--- About this exercise ---
Using the records beneath, say how many lines contain the word "Minimum", without comment.

-------

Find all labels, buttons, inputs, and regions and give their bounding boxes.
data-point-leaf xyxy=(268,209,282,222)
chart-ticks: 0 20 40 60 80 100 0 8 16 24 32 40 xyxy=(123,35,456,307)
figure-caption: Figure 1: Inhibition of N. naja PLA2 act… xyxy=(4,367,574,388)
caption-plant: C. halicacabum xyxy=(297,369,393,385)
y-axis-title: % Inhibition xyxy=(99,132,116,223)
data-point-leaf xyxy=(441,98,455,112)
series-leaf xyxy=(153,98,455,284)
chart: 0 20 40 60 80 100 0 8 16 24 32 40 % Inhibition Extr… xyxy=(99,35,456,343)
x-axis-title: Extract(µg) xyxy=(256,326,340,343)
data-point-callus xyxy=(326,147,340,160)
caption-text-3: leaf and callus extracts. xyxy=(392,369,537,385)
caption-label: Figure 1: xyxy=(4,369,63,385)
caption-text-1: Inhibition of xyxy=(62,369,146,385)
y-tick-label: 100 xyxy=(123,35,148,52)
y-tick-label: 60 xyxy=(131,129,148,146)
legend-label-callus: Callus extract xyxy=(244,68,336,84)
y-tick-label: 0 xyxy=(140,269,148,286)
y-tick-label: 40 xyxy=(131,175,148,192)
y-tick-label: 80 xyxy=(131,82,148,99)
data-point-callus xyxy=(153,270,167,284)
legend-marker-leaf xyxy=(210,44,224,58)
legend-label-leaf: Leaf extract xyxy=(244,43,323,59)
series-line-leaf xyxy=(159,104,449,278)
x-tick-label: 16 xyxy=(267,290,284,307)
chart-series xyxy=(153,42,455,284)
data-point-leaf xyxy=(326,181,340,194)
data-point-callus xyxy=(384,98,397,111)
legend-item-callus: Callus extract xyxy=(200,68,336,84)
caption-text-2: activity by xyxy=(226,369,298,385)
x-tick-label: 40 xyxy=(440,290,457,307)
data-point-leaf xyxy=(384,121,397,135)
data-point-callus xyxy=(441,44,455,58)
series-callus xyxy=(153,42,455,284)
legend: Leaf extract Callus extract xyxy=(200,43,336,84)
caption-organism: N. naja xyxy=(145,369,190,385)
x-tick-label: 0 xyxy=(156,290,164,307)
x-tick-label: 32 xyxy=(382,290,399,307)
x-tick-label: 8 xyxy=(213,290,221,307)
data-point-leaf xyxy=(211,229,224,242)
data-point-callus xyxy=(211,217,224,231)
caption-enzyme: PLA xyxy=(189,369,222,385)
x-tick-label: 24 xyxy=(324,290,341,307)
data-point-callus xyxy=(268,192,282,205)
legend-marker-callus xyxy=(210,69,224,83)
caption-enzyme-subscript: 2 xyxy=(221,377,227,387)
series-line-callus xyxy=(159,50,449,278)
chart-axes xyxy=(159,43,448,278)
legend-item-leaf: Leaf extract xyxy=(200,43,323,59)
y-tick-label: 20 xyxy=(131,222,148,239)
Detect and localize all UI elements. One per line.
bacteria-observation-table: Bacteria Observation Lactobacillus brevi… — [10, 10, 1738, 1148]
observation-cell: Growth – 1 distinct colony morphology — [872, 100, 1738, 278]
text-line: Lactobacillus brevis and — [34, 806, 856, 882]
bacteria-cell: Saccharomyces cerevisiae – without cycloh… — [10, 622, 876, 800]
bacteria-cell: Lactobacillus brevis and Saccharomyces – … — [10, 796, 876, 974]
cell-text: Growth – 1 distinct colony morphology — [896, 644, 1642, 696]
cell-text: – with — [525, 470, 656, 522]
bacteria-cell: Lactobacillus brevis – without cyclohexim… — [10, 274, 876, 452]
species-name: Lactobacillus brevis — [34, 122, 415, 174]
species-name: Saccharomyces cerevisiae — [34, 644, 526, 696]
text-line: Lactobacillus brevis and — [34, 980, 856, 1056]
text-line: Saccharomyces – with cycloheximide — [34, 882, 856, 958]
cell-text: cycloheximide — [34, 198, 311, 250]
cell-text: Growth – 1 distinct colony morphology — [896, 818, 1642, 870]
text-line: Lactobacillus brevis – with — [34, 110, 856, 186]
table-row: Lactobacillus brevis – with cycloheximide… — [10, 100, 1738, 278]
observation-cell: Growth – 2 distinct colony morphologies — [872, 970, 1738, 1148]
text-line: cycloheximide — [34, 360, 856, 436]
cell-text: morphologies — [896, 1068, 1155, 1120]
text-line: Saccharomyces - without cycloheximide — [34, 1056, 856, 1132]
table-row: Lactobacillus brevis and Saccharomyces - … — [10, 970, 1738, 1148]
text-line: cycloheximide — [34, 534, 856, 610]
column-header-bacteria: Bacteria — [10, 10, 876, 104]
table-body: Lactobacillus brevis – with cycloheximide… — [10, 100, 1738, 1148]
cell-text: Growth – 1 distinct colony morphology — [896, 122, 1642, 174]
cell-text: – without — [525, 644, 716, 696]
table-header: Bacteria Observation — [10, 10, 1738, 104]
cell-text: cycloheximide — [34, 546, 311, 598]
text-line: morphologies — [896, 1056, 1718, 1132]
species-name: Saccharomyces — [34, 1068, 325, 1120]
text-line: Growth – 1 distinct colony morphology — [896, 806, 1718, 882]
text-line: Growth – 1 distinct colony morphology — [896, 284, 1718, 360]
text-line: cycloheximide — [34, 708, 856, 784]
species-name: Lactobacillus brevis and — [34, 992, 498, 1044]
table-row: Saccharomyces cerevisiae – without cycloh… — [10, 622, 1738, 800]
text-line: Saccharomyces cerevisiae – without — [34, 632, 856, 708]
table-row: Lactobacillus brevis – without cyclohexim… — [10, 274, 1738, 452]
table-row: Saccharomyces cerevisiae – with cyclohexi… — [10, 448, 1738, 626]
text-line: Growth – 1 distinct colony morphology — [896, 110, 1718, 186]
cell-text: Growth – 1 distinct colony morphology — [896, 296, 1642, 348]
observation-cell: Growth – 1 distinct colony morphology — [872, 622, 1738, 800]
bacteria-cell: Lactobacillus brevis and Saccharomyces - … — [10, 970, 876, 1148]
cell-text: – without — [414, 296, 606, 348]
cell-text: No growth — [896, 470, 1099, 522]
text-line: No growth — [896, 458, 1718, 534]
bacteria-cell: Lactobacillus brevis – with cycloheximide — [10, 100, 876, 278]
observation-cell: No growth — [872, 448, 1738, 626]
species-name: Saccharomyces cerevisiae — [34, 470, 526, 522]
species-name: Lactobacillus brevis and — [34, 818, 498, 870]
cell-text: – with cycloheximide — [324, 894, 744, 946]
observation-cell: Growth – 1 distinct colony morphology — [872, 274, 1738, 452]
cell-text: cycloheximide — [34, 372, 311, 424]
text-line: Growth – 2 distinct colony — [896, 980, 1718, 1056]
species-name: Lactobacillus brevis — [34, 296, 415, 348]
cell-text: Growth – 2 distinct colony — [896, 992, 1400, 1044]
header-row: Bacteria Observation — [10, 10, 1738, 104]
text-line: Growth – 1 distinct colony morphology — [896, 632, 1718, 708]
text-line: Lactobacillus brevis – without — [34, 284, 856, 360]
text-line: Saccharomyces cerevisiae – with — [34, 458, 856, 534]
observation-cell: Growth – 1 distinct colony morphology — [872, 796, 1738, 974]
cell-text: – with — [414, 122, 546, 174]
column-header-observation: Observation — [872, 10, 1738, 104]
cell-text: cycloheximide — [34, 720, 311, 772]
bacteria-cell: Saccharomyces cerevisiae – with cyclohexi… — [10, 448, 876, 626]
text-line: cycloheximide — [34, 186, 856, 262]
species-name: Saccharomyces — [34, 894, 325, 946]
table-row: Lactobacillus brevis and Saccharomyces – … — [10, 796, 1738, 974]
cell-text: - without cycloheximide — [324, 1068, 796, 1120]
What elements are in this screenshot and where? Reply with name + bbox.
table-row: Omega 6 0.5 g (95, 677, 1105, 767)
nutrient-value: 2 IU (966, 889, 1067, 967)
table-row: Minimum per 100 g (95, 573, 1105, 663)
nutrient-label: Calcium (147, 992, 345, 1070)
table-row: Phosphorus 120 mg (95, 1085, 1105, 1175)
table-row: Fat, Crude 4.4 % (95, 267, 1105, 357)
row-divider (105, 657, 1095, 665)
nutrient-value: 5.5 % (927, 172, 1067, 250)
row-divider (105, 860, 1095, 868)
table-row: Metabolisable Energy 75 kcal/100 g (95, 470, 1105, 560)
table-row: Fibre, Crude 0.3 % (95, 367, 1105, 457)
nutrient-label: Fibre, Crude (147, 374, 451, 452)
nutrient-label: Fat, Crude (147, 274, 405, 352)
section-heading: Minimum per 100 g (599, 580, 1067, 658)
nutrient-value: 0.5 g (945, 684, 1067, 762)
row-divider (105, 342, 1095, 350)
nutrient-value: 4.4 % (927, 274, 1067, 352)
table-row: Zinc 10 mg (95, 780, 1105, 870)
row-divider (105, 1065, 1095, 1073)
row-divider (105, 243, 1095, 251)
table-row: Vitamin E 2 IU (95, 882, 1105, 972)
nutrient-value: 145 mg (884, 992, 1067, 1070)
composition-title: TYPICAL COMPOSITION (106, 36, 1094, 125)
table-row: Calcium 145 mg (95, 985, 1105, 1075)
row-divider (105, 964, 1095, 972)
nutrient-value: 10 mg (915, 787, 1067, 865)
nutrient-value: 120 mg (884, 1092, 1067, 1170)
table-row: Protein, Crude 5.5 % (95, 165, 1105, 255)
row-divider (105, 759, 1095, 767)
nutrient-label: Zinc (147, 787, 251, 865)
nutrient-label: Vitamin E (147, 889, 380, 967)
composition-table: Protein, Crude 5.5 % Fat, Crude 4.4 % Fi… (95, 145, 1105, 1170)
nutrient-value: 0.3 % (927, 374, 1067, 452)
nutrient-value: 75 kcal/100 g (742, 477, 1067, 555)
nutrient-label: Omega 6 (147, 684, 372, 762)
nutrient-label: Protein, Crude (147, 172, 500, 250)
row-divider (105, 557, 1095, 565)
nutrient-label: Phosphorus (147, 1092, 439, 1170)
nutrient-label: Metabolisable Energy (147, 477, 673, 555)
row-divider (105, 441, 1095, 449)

-------

--- Task answer ---
2